━━━━━ Source data ━━━━━

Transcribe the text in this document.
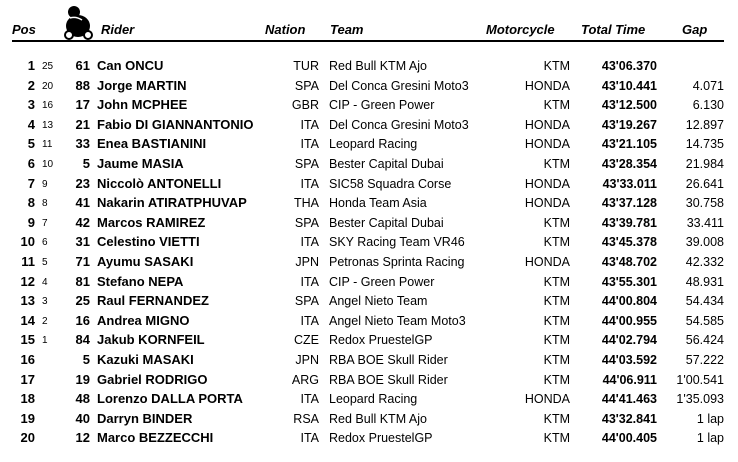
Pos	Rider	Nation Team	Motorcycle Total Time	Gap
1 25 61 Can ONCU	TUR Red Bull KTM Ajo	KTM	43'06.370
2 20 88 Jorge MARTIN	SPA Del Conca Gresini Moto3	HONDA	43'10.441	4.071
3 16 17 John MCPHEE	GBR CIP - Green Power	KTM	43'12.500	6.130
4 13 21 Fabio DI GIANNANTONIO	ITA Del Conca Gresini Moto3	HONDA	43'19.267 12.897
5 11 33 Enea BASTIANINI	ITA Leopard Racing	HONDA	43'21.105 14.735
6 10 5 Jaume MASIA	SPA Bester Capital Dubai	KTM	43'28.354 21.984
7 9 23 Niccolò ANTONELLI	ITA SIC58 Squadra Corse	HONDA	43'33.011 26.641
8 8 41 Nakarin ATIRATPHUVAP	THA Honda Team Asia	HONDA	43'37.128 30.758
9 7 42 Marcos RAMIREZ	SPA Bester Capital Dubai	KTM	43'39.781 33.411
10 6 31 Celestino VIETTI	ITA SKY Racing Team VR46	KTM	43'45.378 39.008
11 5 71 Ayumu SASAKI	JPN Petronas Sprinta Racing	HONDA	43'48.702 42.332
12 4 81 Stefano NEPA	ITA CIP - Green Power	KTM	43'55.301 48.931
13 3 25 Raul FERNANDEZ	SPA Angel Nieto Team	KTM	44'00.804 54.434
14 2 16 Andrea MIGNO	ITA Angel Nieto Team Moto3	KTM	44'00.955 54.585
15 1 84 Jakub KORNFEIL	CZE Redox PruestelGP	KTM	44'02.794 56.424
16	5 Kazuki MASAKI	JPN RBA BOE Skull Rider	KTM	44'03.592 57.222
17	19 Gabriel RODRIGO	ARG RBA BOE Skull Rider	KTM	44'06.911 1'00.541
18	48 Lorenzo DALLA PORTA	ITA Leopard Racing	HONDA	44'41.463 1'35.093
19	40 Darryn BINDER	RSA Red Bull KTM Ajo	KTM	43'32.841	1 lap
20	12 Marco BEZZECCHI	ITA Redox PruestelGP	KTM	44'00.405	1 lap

━━━━━
━━━━━ Source data ━━━━━

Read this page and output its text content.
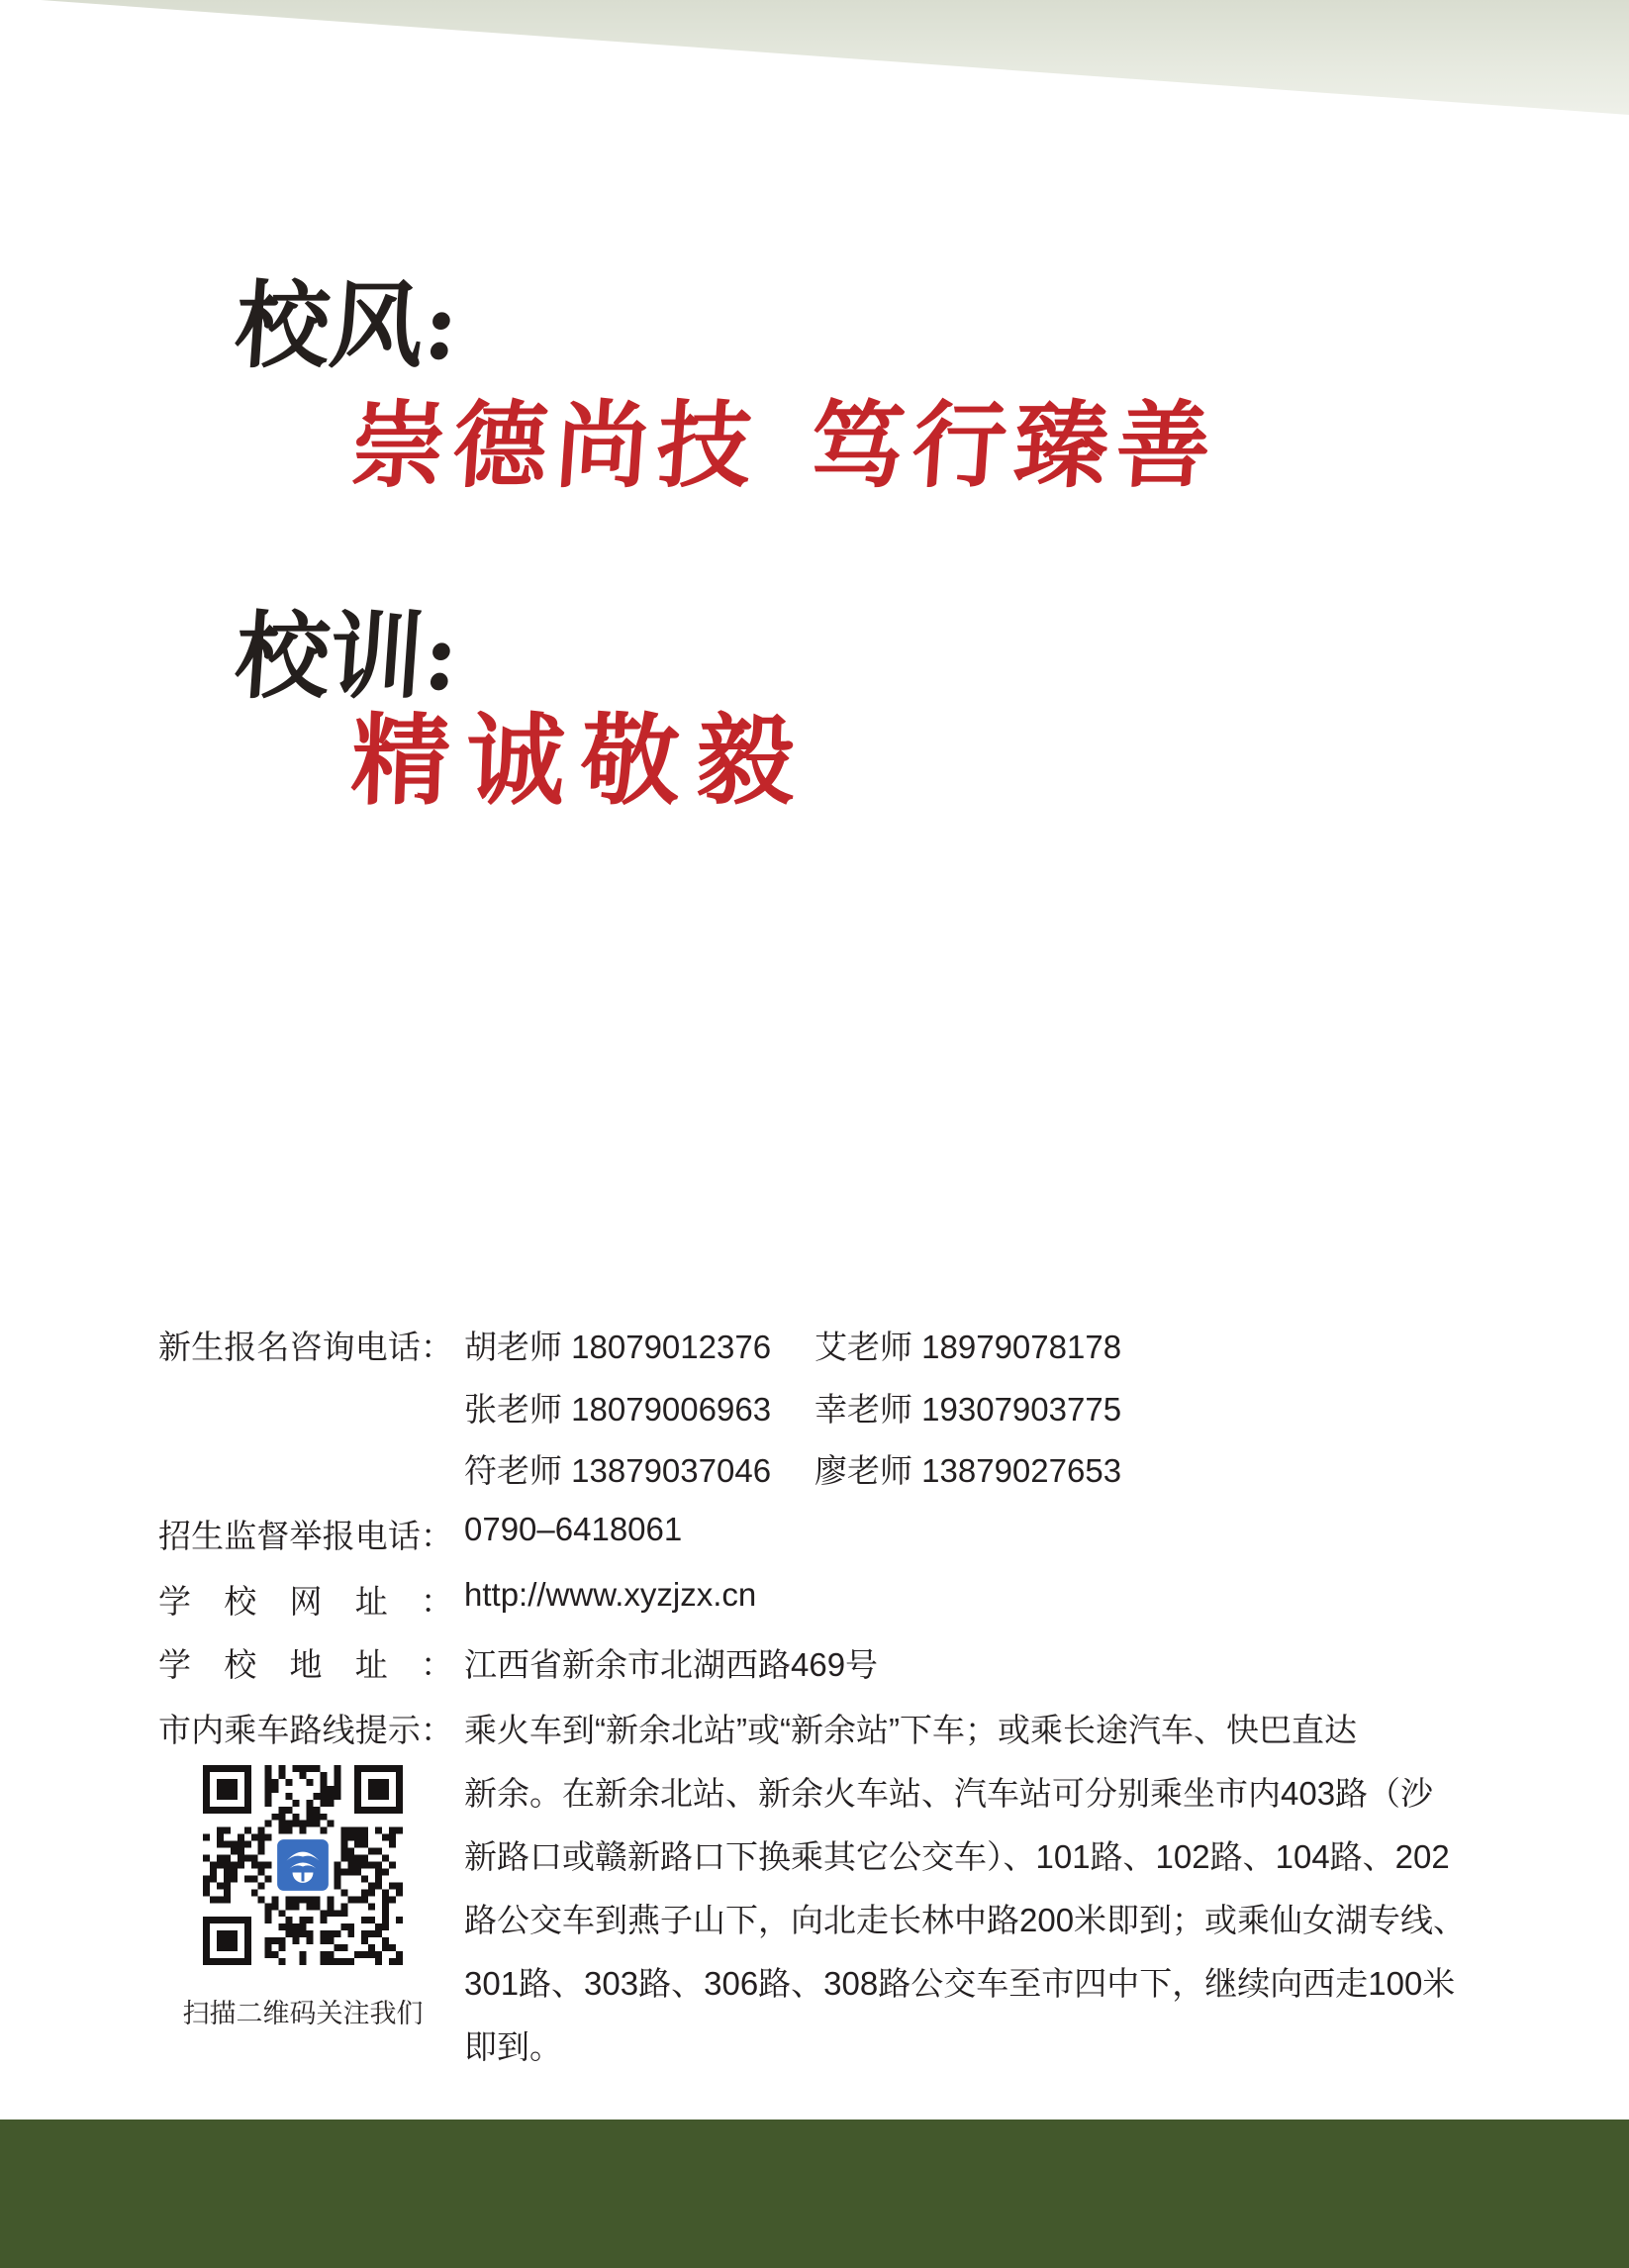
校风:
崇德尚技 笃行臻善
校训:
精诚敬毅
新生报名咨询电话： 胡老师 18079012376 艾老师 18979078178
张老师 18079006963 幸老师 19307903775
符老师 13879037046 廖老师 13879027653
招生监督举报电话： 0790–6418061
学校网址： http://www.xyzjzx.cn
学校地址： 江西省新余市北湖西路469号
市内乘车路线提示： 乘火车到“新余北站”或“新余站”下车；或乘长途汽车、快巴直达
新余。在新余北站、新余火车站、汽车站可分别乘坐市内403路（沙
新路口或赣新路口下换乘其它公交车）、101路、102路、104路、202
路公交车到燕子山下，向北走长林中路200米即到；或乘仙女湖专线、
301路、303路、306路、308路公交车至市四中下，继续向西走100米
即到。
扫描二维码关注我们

━━━━━

Your task
Copy out each line of the data containing the string "Nieto".

Solution
13 3 25 Raul FERNANDEZ	SPA Angel Nieto Team	KTM	44'00.804 54.434
14 2 16 Andrea MIGNO	ITA Angel Nieto Team Moto3	KTM	44'00.955 54.585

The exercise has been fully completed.